→ **Task requirements**: Search the listing below for the word "terminal" and copy each line that holds it.

----

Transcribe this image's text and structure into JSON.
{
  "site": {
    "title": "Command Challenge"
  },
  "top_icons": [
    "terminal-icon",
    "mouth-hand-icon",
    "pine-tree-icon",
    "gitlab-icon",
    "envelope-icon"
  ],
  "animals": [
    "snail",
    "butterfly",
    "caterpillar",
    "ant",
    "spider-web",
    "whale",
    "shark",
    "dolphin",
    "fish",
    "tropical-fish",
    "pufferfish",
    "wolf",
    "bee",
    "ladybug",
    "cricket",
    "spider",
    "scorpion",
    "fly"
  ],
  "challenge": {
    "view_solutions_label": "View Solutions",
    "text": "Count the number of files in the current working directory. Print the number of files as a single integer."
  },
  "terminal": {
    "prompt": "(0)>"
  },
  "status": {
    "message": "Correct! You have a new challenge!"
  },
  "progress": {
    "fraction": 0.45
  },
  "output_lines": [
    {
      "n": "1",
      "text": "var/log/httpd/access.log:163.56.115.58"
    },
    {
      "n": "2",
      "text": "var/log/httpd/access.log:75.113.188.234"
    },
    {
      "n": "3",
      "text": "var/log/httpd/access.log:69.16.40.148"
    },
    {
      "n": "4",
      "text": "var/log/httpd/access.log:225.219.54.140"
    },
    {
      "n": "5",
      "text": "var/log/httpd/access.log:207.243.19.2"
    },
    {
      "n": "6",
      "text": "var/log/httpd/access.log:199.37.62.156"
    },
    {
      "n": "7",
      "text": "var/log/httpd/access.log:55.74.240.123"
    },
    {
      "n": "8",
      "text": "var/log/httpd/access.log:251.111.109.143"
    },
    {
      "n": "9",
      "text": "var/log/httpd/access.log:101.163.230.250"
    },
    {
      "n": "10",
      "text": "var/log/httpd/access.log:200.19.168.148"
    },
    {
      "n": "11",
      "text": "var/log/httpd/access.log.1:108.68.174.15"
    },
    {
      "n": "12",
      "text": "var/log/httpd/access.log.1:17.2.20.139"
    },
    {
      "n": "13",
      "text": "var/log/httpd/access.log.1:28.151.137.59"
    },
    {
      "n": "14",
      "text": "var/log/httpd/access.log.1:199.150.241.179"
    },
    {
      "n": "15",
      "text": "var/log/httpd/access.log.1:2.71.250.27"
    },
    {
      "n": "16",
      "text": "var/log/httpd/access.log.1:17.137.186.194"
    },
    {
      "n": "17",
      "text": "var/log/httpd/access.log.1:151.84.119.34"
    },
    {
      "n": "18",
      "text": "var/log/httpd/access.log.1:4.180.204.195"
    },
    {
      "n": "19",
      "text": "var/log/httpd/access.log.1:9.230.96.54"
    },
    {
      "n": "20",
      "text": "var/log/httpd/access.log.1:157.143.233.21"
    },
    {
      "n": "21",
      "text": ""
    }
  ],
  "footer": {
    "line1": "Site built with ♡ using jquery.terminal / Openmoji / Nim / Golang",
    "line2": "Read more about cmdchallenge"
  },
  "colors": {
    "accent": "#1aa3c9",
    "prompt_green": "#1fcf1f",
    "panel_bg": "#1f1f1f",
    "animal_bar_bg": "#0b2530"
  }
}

----

→ **Solution for this task**:
    "terminal-icon",
  "terminal": {
    "line1": "Site built with ♡ using jquery.terminal / Openmoji / Nim / Golang",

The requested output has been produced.